WHAT TO DO ▸ Check every line below for the word "were" and copy each one that has it.
* * * * * * *
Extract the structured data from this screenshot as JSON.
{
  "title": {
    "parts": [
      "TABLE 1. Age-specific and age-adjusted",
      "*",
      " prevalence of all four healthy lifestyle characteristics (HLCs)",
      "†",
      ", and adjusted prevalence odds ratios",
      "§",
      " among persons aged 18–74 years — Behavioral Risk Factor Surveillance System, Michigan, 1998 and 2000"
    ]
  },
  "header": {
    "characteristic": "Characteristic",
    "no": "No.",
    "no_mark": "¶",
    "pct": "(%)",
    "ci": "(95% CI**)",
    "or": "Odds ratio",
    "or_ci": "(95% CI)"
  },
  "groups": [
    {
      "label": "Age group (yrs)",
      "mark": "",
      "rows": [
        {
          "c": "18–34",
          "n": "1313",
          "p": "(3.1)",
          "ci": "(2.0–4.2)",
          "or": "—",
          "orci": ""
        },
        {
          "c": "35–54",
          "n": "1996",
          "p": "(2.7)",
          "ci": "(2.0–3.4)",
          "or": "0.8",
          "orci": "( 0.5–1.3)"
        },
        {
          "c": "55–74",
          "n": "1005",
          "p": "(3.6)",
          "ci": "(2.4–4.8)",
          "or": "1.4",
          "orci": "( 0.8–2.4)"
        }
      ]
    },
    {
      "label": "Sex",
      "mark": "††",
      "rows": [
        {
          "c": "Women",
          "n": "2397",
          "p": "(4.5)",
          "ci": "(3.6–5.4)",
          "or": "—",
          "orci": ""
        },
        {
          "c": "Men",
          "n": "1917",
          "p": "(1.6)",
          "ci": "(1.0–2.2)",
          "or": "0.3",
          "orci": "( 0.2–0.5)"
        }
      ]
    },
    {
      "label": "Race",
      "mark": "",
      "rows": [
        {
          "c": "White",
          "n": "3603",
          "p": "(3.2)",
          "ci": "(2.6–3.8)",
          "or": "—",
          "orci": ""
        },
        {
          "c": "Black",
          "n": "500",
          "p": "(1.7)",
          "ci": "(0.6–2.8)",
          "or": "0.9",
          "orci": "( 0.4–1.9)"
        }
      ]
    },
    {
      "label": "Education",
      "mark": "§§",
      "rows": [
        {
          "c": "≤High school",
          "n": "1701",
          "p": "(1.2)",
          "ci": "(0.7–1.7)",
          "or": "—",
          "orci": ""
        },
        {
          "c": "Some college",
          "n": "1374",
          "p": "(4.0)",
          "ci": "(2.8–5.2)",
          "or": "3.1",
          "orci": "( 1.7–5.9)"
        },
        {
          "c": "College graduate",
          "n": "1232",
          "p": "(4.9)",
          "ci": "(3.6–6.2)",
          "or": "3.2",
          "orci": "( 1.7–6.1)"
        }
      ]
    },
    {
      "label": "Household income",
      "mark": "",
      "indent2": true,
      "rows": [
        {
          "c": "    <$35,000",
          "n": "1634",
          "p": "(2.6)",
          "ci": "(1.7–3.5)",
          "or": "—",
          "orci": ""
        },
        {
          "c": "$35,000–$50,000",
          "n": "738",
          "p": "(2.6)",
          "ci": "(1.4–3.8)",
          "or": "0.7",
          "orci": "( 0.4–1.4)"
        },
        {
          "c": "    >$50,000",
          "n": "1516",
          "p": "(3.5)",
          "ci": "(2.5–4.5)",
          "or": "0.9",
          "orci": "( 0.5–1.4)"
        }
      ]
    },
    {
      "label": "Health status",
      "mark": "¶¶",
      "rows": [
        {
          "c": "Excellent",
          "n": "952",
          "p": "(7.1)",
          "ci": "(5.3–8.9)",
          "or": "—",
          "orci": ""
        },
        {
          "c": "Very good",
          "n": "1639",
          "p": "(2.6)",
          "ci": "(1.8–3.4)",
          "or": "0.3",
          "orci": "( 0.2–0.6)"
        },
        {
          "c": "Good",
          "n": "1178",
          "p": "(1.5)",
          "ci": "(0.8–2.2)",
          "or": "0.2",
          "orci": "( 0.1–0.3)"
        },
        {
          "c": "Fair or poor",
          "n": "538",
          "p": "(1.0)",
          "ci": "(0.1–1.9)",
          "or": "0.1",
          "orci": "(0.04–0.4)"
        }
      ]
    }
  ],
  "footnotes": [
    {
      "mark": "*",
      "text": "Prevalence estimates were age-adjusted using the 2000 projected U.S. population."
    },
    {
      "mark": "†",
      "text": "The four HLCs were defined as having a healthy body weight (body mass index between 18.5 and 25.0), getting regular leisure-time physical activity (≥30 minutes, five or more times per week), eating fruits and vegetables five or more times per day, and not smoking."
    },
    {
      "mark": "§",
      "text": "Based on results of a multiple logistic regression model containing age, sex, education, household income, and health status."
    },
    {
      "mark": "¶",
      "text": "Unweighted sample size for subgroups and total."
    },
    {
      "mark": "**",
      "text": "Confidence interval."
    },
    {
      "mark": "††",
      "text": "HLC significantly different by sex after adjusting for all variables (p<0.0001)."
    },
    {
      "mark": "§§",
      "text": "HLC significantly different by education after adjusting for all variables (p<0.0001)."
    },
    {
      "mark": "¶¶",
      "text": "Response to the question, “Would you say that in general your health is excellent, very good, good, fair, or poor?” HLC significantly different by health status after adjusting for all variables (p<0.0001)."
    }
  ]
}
* * * * * * *
TASK ANSWER ▸
      "text": "Prevalence estimates were age-adjusted using the 2000 projected U.S. population."
      "text": "The four HLCs were defined as having a healthy body weight (body mass index between 18.5 and 25.0), getting regular leisure-time physical activity (≥30 minutes, five or more times per week), eating fruits and vegetables five or more times per day, and not smoking."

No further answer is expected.